__STATED TASK__: Repeat the listing in full, exactly as it stands.

(Dataset entries on figures)
------------------------------------------------------------
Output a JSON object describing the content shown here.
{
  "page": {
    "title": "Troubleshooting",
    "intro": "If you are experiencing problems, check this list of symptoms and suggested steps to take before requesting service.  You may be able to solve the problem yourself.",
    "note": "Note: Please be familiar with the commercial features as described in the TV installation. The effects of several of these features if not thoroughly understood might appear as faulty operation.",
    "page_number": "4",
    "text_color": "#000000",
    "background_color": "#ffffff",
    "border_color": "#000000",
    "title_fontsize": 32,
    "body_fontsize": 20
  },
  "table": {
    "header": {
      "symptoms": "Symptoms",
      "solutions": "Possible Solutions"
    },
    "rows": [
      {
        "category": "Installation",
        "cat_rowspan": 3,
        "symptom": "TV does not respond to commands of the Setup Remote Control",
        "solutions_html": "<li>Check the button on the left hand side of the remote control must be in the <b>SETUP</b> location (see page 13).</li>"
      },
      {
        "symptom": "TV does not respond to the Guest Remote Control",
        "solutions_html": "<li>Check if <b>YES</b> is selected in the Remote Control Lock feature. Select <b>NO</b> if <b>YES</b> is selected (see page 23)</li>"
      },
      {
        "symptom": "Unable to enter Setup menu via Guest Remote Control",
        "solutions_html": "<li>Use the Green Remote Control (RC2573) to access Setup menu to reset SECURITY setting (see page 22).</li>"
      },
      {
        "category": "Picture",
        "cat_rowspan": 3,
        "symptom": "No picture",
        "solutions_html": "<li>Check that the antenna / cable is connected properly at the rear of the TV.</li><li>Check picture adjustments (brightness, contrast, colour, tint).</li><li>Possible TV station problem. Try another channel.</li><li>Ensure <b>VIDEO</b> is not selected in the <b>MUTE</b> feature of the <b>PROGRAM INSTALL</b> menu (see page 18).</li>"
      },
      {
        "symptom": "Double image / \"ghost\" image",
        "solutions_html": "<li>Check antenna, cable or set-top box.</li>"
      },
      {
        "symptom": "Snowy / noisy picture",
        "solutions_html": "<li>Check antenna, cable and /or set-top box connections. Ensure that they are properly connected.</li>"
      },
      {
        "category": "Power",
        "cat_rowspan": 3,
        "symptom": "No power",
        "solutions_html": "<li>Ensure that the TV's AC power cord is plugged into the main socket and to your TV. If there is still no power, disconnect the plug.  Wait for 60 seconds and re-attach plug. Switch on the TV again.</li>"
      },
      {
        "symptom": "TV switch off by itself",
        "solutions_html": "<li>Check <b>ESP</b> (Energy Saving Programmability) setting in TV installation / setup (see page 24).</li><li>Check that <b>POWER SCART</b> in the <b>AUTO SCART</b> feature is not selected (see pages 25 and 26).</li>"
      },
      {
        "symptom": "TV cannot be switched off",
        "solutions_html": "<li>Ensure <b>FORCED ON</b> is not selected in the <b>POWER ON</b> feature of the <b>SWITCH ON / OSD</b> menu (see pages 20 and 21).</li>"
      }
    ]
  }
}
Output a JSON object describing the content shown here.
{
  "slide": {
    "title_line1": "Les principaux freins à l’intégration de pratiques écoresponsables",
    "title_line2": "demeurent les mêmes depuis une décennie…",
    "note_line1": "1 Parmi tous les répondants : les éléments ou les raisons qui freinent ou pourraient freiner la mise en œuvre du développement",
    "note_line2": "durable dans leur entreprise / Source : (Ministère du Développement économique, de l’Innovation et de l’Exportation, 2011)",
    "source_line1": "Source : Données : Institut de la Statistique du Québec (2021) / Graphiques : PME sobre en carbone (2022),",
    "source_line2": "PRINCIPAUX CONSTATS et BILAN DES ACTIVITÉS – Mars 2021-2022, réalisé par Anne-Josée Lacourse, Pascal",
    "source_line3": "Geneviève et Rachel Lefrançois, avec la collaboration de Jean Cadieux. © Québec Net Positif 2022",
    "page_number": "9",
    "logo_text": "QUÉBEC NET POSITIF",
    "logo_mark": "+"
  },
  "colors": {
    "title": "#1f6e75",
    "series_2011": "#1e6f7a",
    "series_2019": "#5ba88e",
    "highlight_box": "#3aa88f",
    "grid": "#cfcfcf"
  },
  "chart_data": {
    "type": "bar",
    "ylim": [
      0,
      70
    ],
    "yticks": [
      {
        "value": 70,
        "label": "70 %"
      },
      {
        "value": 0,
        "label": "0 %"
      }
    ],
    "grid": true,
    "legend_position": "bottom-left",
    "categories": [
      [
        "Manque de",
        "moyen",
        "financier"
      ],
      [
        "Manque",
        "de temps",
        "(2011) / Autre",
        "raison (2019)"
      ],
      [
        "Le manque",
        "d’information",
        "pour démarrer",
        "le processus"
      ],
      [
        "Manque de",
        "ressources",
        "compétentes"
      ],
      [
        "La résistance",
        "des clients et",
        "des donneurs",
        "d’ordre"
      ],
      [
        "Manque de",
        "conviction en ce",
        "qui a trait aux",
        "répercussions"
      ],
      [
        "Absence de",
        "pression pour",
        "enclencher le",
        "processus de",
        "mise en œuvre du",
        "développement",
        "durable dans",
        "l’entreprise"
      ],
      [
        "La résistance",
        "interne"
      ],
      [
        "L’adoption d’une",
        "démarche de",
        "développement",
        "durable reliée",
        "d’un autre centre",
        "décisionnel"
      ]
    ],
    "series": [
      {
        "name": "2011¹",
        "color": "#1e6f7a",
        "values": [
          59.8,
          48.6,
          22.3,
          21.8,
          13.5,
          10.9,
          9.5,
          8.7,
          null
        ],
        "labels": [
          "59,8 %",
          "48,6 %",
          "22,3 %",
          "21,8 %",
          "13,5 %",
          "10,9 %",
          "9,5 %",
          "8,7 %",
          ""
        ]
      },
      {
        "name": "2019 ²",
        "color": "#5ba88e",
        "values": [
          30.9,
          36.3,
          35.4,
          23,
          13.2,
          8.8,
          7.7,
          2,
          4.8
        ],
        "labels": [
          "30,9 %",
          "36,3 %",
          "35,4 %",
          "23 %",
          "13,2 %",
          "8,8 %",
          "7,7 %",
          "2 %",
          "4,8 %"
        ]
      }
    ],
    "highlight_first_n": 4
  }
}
------------------------------------------------------------
__TASK SOLUTION__:
Output a JSON object describing the content shown here.
{
  "page": {
    "title": "Troubleshooting",
    "intro": "If you are experiencing problems, check this list of symptoms and suggested steps to take before requesting service.  You may be able to solve the problem yourself.",
    "note": "Note: Please be familiar with the commercial features as described in the TV installation. The effects of several of these features if not thoroughly understood might appear as faulty operation.",
    "page_number": "4",
    "text_color": "#000000",
    "background_color": "#ffffff",
    "border_color": "#000000",
    "title_fontsize": 32,
    "body_fontsize": 20
  },
  "table": {
    "header": {
      "symptoms": "Symptoms",
      "solutions": "Possible Solutions"
    },
    "rows": [
      {
        "category": "Installation",
        "cat_rowspan": 3,
        "symptom": "TV does not respond to commands of the Setup Remote Control",
        "solutions_html": "<li>Check the button on the left hand side of the remote control must be in the <b>SETUP</b> location (see page 13).</li>"
      },
      {
        "symptom": "TV does not respond to the Guest Remote Control",
        "solutions_html": "<li>Check if <b>YES</b> is selected in the Remote Control Lock feature. Select <b>NO</b> if <b>YES</b> is selected (see page 23)</li>"
      },
      {
        "symptom": "Unable to enter Setup menu via Guest Remote Control",
        "solutions_html": "<li>Use the Green Remote Control (RC2573) to access Setup menu to reset SECURITY setting (see page 22).</li>"
      },
      {
        "category": "Picture",
        "cat_rowspan": 3,
        "symptom": "No picture",
        "solutions_html": "<li>Check that the antenna / cable is connected properly at the rear of the TV.</li><li>Check picture adjustments (brightness, contrast, colour, tint).</li><li>Possible TV station problem. Try another channel.</li><li>Ensure <b>VIDEO</b> is not selected in the <b>MUTE</b> feature of the <b>PROGRAM INSTALL</b> menu (see page 18).</li>"
      },
      {
        "symptom": "Double image / \"ghost\" image",
        "solutions_html": "<li>Check antenna, cable or set-top box.</li>"
      },
      {
        "symptom": "Snowy / noisy picture",
        "solutions_html": "<li>Check antenna, cable and /or set-top box connections. Ensure that they are properly connected.</li>"
      },
      {
        "category": "Power",
        "cat_rowspan": 3,
        "symptom": "No power",
        "solutions_html": "<li>Ensure that the TV's AC power cord is plugged into the main socket and to your TV. If there is still no power, disconnect the plug.  Wait for 60 seconds and re-attach plug. Switch on the TV again.</li>"
      },
      {
        "symptom": "TV switch off by itself",
        "solutions_html": "<li>Check <b>ESP</b> (Energy Saving Programmability) setting in TV installation / setup (see page 24).</li><li>Check that <b>POWER SCART</b> in the <b>AUTO SCART</b> feature is not selected (see pages 25 and 26).</li>"
      },
      {
        "symptom": "TV cannot be switched off",
        "solutions_html": "<li>Ensure <b>FORCED ON</b> is not selected in the <b>POWER ON</b> feature of the <b>SWITCH ON / OSD</b> menu (see pages 20 and 21).</li>"
      }
    ]
  }
}
Output a JSON object describing the content shown here.
{
  "slide": {
    "title_line1": "Les principaux freins à l’intégration de pratiques écoresponsables",
    "title_line2": "demeurent les mêmes depuis une décennie…",
    "note_line1": "1 Parmi tous les répondants : les éléments ou les raisons qui freinent ou pourraient freiner la mise en œuvre du développement",
    "note_line2": "durable dans leur entreprise / Source : (Ministère du Développement économique, de l’Innovation et de l’Exportation, 2011)",
    "source_line1": "Source : Données : Institut de la Statistique du Québec (2021) / Graphiques : PME sobre en carbone (2022),",
    "source_line2": "PRINCIPAUX CONSTATS et BILAN DES ACTIVITÉS – Mars 2021-2022, réalisé par Anne-Josée Lacourse, Pascal",
    "source_line3": "Geneviève et Rachel Lefrançois, avec la collaboration de Jean Cadieux. © Québec Net Positif 2022",
    "page_number": "9",
    "logo_text": "QUÉBEC NET POSITIF",
    "logo_mark": "+"
  },
  "colors": {
    "title": "#1f6e75",
    "series_2011": "#1e6f7a",
    "series_2019": "#5ba88e",
    "highlight_box": "#3aa88f",
    "grid": "#cfcfcf"
  },
  "chart_data": {
    "type": "bar",
    "ylim": [
      0,
      70
    ],
    "yticks": [
      {
        "value": 70,
        "label": "70 %"
      },
      {
        "value": 0,
        "label": "0 %"
      }
    ],
    "grid": true,
    "legend_position": "bottom-left",
    "categories": [
      [
        "Manque de",
        "moyen",
        "financier"
      ],
      [
        "Manque",
        "de temps",
        "(2011) / Autre",
        "raison (2019)"
      ],
      [
        "Le manque",
        "d’information",
        "pour démarrer",
        "le processus"
      ],
      [
        "Manque de",
        "ressources",
        "compétentes"
      ],
      [
        "La résistance",
        "des clients et",
        "des donneurs",
        "d’ordre"
      ],
      [
        "Manque de",
        "conviction en ce",
        "qui a trait aux",
        "répercussions"
      ],
      [
        "Absence de",
        "pression pour",
        "enclencher le",
        "processus de",
        "mise en œuvre du",
        "développement",
        "durable dans",
        "l’entreprise"
      ],
      [
        "La résistance",
        "interne"
      ],
      [
        "L’adoption d’une",
        "démarche de",
        "développement",
        "durable reliée",
        "d’un autre centre",
        "décisionnel"
      ]
    ],
    "series": [
      {
        "name": "2011¹",
        "color": "#1e6f7a",
        "values": [
          59.8,
          48.6,
          22.3,
          21.8,
          13.5,
          10.9,
          9.5,
          8.7,
          null
        ],
        "labels": [
          "59,8 %",
          "48,6 %",
          "22,3 %",
          "21,8 %",
          "13,5 %",
          "10,9 %",
          "9,5 %",
          "8,7 %",
          ""
        ]
      },
      {
        "name": "2019 ²",
        "color": "#5ba88e",
        "values": [
          30.9,
          36.3,
          35.4,
          23,
          13.2,
          8.8,
          7.7,
          2,
          4.8
        ],
        "labels": [
          "30,9 %",
          "36,3 %",
          "35,4 %",
          "23 %",
          "13,2 %",
          "8,8 %",
          "7,7 %",
          "2 %",
          "4,8 %"
        ]
      }
    ],
    "highlight_first_n": 4
  }
}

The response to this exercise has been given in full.